▸ **Exercise materials**
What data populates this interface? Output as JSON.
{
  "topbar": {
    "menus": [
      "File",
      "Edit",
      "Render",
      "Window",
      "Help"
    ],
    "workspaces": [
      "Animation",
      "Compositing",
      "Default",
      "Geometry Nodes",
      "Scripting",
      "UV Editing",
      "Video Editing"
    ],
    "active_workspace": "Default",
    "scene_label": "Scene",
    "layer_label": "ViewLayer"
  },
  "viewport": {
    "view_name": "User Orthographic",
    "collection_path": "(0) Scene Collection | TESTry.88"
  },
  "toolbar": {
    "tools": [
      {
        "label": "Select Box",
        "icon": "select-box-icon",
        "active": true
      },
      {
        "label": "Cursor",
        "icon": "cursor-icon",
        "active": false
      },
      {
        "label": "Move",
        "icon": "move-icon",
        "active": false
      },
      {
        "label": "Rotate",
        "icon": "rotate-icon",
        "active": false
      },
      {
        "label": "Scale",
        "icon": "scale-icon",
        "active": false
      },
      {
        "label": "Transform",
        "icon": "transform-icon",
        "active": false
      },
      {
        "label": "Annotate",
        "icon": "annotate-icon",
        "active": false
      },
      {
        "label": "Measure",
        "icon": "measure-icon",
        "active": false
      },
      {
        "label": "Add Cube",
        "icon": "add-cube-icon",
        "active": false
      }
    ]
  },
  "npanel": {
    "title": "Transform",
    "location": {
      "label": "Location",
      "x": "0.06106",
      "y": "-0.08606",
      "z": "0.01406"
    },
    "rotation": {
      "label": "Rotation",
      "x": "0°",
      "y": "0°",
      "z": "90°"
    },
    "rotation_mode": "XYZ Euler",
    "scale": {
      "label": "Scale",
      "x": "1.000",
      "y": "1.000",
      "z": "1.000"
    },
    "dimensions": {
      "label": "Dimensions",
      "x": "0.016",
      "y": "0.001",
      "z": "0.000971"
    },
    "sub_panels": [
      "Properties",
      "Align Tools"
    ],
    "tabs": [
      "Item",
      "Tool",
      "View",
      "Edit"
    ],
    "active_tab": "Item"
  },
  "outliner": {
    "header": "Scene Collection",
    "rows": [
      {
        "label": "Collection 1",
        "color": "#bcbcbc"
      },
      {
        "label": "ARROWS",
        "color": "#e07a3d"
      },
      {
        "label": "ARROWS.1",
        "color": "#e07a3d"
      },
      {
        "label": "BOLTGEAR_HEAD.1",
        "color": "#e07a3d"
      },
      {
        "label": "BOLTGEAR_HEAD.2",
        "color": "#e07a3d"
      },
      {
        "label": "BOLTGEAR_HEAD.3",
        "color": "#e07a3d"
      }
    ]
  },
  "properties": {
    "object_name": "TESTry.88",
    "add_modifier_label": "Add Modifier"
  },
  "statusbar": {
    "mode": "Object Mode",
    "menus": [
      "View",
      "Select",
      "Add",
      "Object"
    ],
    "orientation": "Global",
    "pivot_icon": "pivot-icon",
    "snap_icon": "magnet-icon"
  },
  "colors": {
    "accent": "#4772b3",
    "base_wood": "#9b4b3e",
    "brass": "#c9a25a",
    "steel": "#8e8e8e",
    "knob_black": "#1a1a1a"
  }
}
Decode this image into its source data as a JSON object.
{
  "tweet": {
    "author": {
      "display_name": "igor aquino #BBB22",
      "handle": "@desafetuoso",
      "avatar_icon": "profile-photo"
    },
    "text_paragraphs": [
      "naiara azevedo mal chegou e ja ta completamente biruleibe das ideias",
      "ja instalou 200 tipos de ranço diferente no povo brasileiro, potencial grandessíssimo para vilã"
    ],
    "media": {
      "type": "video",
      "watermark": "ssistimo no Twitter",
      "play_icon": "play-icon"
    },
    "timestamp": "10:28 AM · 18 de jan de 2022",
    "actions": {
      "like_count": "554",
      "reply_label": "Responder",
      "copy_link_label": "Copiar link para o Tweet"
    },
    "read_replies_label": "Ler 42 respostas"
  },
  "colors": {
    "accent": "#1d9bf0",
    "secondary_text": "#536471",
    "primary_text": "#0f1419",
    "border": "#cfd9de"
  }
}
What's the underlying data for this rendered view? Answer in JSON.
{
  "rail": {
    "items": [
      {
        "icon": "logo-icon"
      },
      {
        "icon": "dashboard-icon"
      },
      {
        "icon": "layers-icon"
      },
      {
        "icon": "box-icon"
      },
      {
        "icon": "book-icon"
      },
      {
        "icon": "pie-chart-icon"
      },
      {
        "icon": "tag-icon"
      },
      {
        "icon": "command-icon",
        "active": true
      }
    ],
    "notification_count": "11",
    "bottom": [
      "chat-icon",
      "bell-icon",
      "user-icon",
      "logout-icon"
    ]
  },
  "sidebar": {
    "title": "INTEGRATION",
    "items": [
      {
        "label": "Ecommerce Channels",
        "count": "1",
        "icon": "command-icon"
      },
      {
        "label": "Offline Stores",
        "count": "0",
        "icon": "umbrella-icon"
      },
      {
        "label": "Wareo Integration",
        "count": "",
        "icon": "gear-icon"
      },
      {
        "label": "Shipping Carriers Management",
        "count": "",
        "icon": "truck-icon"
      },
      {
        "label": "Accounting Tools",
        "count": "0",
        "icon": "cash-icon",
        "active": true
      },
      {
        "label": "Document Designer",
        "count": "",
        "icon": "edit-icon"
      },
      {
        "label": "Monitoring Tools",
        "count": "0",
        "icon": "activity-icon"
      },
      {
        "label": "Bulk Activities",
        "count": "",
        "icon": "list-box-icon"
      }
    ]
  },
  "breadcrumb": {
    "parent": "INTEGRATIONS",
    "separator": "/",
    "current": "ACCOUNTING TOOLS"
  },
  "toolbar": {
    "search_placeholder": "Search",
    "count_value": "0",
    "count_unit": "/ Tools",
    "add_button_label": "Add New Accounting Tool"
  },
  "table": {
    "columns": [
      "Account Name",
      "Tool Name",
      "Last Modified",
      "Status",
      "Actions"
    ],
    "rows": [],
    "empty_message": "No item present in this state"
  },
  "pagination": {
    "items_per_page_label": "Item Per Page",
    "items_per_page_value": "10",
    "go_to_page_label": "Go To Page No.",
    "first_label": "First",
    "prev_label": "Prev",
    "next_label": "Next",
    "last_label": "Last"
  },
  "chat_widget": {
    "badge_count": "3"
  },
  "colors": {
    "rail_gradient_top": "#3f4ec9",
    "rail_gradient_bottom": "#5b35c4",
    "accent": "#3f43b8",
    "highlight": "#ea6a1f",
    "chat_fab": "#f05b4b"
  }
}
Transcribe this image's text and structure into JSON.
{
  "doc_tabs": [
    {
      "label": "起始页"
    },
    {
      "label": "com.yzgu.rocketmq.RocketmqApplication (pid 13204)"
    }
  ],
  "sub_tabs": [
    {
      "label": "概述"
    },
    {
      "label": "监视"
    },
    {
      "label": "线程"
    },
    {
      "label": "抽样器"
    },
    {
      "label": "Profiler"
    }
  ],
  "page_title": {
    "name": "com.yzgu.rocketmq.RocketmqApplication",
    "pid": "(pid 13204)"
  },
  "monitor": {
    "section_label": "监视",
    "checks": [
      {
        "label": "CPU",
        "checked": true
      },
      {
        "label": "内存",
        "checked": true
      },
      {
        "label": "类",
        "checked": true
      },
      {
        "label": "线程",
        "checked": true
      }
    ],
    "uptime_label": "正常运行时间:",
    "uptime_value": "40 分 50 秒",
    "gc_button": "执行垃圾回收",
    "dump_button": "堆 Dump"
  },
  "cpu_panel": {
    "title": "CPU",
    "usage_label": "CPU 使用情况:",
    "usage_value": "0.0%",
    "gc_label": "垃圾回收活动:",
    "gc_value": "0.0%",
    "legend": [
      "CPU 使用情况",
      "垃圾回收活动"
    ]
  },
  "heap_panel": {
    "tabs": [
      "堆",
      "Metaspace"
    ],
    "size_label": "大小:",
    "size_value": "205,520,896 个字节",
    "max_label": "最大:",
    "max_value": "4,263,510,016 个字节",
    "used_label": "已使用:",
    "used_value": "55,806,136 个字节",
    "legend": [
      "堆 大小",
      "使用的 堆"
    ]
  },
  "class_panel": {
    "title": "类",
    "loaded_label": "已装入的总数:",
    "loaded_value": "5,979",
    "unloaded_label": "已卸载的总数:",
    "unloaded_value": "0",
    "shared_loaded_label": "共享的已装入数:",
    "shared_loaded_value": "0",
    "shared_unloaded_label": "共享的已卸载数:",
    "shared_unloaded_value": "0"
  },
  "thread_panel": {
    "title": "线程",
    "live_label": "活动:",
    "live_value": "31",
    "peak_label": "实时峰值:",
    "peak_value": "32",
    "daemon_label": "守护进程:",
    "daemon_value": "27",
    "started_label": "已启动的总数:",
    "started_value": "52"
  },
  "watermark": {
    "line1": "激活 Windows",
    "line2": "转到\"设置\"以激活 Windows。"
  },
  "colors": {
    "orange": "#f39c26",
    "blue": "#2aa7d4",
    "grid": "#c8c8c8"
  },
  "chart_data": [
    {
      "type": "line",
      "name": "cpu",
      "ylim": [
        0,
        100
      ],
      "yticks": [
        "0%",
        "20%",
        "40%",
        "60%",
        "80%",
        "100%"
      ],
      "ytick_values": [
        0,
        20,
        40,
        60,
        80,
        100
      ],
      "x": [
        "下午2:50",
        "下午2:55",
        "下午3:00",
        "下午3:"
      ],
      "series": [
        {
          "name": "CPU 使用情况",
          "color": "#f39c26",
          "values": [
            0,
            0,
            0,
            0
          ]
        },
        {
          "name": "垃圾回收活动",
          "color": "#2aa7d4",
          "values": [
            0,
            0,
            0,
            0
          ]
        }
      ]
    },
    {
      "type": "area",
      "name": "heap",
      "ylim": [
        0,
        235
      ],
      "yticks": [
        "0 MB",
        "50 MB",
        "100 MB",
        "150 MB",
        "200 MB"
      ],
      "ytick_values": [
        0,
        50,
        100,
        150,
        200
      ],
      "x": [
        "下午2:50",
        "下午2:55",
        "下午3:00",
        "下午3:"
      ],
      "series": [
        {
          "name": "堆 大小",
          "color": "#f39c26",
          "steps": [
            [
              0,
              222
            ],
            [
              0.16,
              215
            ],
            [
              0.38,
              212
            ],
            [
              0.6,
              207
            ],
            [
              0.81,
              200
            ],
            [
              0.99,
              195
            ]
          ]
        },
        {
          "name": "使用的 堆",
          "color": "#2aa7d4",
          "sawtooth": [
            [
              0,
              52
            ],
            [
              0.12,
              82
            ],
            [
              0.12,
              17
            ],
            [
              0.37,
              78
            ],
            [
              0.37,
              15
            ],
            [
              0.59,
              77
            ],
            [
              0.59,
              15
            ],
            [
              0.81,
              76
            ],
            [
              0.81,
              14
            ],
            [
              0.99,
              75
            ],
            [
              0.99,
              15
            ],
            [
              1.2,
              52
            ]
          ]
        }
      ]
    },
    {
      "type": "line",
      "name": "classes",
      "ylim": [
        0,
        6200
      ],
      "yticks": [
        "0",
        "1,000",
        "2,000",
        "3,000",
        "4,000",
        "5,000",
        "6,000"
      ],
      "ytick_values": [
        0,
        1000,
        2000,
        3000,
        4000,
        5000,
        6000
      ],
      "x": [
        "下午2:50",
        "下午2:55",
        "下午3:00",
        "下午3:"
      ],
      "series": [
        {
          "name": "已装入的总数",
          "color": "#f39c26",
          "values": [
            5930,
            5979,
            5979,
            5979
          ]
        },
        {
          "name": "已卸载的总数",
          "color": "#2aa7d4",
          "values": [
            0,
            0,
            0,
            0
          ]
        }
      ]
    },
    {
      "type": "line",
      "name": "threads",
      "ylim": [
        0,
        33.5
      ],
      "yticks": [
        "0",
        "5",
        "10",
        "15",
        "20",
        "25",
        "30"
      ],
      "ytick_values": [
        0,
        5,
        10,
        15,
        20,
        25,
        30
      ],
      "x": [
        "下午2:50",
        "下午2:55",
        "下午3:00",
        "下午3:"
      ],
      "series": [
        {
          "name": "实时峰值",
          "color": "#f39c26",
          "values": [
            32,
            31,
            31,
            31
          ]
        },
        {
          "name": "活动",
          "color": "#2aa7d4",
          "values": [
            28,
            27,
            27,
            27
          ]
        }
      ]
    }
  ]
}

▸ **Written task**
Scan the material above. Copy each line that holds the word "使用情况".

▸ **Solved problem**
    "usage_label": "CPU 使用情况:",
      "CPU 使用情况",
          "name": "CPU 使用情况",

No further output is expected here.